### What is being asked
Every entry that follows should be reproduced exactly.

* START Raw data *

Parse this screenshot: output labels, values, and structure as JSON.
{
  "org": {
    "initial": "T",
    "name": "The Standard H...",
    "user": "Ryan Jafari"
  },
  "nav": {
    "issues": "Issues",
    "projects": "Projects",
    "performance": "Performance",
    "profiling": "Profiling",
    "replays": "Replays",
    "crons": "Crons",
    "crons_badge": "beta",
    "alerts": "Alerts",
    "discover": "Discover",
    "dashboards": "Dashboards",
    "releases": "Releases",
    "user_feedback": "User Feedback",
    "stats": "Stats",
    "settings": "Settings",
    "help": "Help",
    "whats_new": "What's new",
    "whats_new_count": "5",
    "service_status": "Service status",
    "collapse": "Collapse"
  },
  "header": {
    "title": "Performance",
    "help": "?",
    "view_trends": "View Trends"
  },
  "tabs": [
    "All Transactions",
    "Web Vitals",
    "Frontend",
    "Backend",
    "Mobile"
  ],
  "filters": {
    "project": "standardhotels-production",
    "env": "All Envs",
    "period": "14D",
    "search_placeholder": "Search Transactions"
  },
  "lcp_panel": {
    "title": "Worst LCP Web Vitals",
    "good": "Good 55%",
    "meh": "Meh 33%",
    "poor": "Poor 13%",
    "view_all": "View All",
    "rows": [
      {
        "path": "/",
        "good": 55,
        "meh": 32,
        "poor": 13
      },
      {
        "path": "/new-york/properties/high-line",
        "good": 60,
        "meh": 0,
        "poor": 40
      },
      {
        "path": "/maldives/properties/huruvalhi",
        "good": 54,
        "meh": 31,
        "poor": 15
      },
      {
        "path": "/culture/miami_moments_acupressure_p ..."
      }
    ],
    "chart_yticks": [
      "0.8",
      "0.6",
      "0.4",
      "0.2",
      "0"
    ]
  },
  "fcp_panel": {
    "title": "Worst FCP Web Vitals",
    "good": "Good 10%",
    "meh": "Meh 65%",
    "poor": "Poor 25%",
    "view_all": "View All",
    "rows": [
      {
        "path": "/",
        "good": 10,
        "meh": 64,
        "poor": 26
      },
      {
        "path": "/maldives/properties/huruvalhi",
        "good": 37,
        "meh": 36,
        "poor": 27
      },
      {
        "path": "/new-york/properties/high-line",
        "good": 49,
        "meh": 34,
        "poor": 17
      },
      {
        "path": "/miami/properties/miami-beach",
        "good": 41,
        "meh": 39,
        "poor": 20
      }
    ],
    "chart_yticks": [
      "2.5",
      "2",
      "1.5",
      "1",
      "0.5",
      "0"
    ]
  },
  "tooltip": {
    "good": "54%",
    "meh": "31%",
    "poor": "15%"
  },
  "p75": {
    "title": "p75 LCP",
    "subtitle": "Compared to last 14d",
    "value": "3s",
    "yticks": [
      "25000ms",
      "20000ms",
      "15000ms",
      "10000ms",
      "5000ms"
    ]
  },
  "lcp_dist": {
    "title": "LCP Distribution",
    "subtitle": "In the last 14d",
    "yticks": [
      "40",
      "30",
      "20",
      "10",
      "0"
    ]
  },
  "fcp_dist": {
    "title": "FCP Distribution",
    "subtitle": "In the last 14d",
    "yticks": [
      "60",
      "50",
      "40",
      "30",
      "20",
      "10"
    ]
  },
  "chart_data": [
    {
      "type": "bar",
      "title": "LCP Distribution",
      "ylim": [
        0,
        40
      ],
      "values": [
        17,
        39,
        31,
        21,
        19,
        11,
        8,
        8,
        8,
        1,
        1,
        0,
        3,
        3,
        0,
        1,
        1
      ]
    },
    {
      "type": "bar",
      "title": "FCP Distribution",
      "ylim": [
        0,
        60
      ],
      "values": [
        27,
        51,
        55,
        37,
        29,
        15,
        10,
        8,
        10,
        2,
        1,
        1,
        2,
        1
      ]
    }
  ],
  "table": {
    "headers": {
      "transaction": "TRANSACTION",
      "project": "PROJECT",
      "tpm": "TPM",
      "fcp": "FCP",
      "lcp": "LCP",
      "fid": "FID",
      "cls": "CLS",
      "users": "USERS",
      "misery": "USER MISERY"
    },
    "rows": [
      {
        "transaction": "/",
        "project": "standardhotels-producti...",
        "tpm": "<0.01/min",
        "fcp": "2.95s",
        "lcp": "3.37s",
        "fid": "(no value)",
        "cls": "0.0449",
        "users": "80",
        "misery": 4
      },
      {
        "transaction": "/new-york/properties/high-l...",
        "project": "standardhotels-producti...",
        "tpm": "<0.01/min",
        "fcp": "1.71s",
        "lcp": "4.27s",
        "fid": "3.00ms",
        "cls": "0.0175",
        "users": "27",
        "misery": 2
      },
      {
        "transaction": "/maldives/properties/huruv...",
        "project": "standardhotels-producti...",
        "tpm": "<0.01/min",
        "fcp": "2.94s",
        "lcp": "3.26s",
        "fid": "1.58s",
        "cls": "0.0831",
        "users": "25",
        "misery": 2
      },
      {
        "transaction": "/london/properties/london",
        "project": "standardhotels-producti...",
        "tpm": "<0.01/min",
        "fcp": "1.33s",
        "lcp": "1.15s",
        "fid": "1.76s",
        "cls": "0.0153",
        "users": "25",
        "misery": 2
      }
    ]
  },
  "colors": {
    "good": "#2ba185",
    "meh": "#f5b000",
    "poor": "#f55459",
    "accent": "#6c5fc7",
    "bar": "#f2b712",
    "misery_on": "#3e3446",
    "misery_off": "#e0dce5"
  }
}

* END Raw data *

### The answer
Parse this screenshot: output labels, values, and structure as JSON.
{
  "org": {
    "initial": "T",
    "name": "The Standard H...",
    "user": "Ryan Jafari"
  },
  "nav": {
    "issues": "Issues",
    "projects": "Projects",
    "performance": "Performance",
    "profiling": "Profiling",
    "replays": "Replays",
    "crons": "Crons",
    "crons_badge": "beta",
    "alerts": "Alerts",
    "discover": "Discover",
    "dashboards": "Dashboards",
    "releases": "Releases",
    "user_feedback": "User Feedback",
    "stats": "Stats",
    "settings": "Settings",
    "help": "Help",
    "whats_new": "What's new",
    "whats_new_count": "5",
    "service_status": "Service status",
    "collapse": "Collapse"
  },
  "header": {
    "title": "Performance",
    "help": "?",
    "view_trends": "View Trends"
  },
  "tabs": [
    "All Transactions",
    "Web Vitals",
    "Frontend",
    "Backend",
    "Mobile"
  ],
  "filters": {
    "project": "standardhotels-production",
    "env": "All Envs",
    "period": "14D",
    "search_placeholder": "Search Transactions"
  },
  "lcp_panel": {
    "title": "Worst LCP Web Vitals",
    "good": "Good 55%",
    "meh": "Meh 33%",
    "poor": "Poor 13%",
    "view_all": "View All",
    "rows": [
      {
        "path": "/",
        "good": 55,
        "meh": 32,
        "poor": 13
      },
      {
        "path": "/new-york/properties/high-line",
        "good": 60,
        "meh": 0,
        "poor": 40
      },
      {
        "path": "/maldives/properties/huruvalhi",
        "good": 54,
        "meh": 31,
        "poor": 15
      },
      {
        "path": "/culture/miami_moments_acupressure_p ..."
      }
    ],
    "chart_yticks": [
      "0.8",
      "0.6",
      "0.4",
      "0.2",
      "0"
    ]
  },
  "fcp_panel": {
    "title": "Worst FCP Web Vitals",
    "good": "Good 10%",
    "meh": "Meh 65%",
    "poor": "Poor 25%",
    "view_all": "View All",
    "rows": [
      {
        "path": "/",
        "good": 10,
        "meh": 64,
        "poor": 26
      },
      {
        "path": "/maldives/properties/huruvalhi",
        "good": 37,
        "meh": 36,
        "poor": 27
      },
      {
        "path": "/new-york/properties/high-line",
        "good": 49,
        "meh": 34,
        "poor": 17
      },
      {
        "path": "/miami/properties/miami-beach",
        "good": 41,
        "meh": 39,
        "poor": 20
      }
    ],
    "chart_yticks": [
      "2.5",
      "2",
      "1.5",
      "1",
      "0.5",
      "0"
    ]
  },
  "tooltip": {
    "good": "54%",
    "meh": "31%",
    "poor": "15%"
  },
  "p75": {
    "title": "p75 LCP",
    "subtitle": "Compared to last 14d",
    "value": "3s",
    "yticks": [
      "25000ms",
      "20000ms",
      "15000ms",
      "10000ms",
      "5000ms"
    ]
  },
  "lcp_dist": {
    "title": "LCP Distribution",
    "subtitle": "In the last 14d",
    "yticks": [
      "40",
      "30",
      "20",
      "10",
      "0"
    ]
  },
  "fcp_dist": {
    "title": "FCP Distribution",
    "subtitle": "In the last 14d",
    "yticks": [
      "60",
      "50",
      "40",
      "30",
      "20",
      "10"
    ]
  },
  "chart_data": [
    {
      "type": "bar",
      "title": "LCP Distribution",
      "ylim": [
        0,
        40
      ],
      "values": [
        17,
        39,
        31,
        21,
        19,
        11,
        8,
        8,
        8,
        1,
        1,
        0,
        3,
        3,
        0,
        1,
        1
      ]
    },
    {
      "type": "bar",
      "title": "FCP Distribution",
      "ylim": [
        0,
        60
      ],
      "values": [
        27,
        51,
        55,
        37,
        29,
        15,
        10,
        8,
        10,
        2,
        1,
        1,
        2,
        1
      ]
    }
  ],
  "table": {
    "headers": {
      "transaction": "TRANSACTION",
      "project": "PROJECT",
      "tpm": "TPM",
      "fcp": "FCP",
      "lcp": "LCP",
      "fid": "FID",
      "cls": "CLS",
      "users": "USERS",
      "misery": "USER MISERY"
    },
    "rows": [
      {
        "transaction": "/",
        "project": "standardhotels-producti...",
        "tpm": "<0.01/min",
        "fcp": "2.95s",
        "lcp": "3.37s",
        "fid": "(no value)",
        "cls": "0.0449",
        "users": "80",
        "misery": 4
      },
      {
        "transaction": "/new-york/properties/high-l...",
        "project": "standardhotels-producti...",
        "tpm": "<0.01/min",
        "fcp": "1.71s",
        "lcp": "4.27s",
        "fid": "3.00ms",
        "cls": "0.0175",
        "users": "27",
        "misery": 2
      },
      {
        "transaction": "/maldives/properties/huruv...",
        "project": "standardhotels-producti...",
        "tpm": "<0.01/min",
        "fcp": "2.94s",
        "lcp": "3.26s",
        "fid": "1.58s",
        "cls": "0.0831",
        "users": "25",
        "misery": 2
      },
      {
        "transaction": "/london/properties/london",
        "project": "standardhotels-producti...",
        "tpm": "<0.01/min",
        "fcp": "1.33s",
        "lcp": "1.15s",
        "fid": "1.76s",
        "cls": "0.0153",
        "users": "25",
        "misery": 2
      }
    ]
  },
  "colors": {
    "good": "#2ba185",
    "meh": "#f5b000",
    "poor": "#f55459",
    "accent": "#6c5fc7",
    "bar": "#f2b712",
    "misery_on": "#3e3446",
    "misery_off": "#e0dce5"
  }
}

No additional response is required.